▶ [DATA PROVIDED]:
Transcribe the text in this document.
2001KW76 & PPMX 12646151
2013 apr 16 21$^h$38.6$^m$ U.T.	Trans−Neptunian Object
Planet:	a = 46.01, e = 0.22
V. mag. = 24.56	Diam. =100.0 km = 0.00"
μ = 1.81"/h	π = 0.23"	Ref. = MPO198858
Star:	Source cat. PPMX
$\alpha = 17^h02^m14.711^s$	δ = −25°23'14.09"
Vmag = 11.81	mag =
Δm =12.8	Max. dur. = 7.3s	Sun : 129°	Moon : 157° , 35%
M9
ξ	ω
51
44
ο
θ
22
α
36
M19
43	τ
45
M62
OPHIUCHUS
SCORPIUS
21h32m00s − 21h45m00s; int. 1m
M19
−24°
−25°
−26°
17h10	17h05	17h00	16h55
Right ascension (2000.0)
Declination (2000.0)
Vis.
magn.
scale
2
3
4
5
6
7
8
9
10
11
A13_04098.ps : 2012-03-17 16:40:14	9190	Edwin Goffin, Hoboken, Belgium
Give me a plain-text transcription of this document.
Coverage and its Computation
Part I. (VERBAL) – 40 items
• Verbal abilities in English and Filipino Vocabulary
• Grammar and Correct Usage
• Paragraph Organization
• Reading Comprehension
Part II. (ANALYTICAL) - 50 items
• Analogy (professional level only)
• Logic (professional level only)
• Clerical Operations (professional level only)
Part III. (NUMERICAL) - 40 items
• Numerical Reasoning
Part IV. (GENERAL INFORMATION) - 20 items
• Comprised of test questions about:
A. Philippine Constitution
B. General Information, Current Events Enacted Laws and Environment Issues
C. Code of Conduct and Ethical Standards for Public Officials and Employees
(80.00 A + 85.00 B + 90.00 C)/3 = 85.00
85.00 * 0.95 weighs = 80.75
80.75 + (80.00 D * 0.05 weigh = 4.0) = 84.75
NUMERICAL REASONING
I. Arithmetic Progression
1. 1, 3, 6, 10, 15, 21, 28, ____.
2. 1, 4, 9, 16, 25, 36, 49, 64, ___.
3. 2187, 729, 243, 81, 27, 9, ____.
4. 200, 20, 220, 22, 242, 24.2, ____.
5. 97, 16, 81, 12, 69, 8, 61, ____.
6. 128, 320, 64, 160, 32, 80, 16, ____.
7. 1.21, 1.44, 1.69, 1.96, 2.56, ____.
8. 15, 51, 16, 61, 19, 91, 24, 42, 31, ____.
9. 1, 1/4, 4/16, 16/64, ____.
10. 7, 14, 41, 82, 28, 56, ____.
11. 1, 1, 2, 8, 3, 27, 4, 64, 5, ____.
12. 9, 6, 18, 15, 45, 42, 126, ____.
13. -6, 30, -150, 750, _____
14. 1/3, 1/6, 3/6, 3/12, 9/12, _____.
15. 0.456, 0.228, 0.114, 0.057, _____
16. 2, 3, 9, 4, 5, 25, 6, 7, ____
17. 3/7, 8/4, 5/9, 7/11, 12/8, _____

▶ [DIRECTIONS]: Pull out every line of the records above that contains the word "text".

▶ [WRITTEN REPLY]:
Transcribe the text in this document.
Give me a plain-text transcription of this document.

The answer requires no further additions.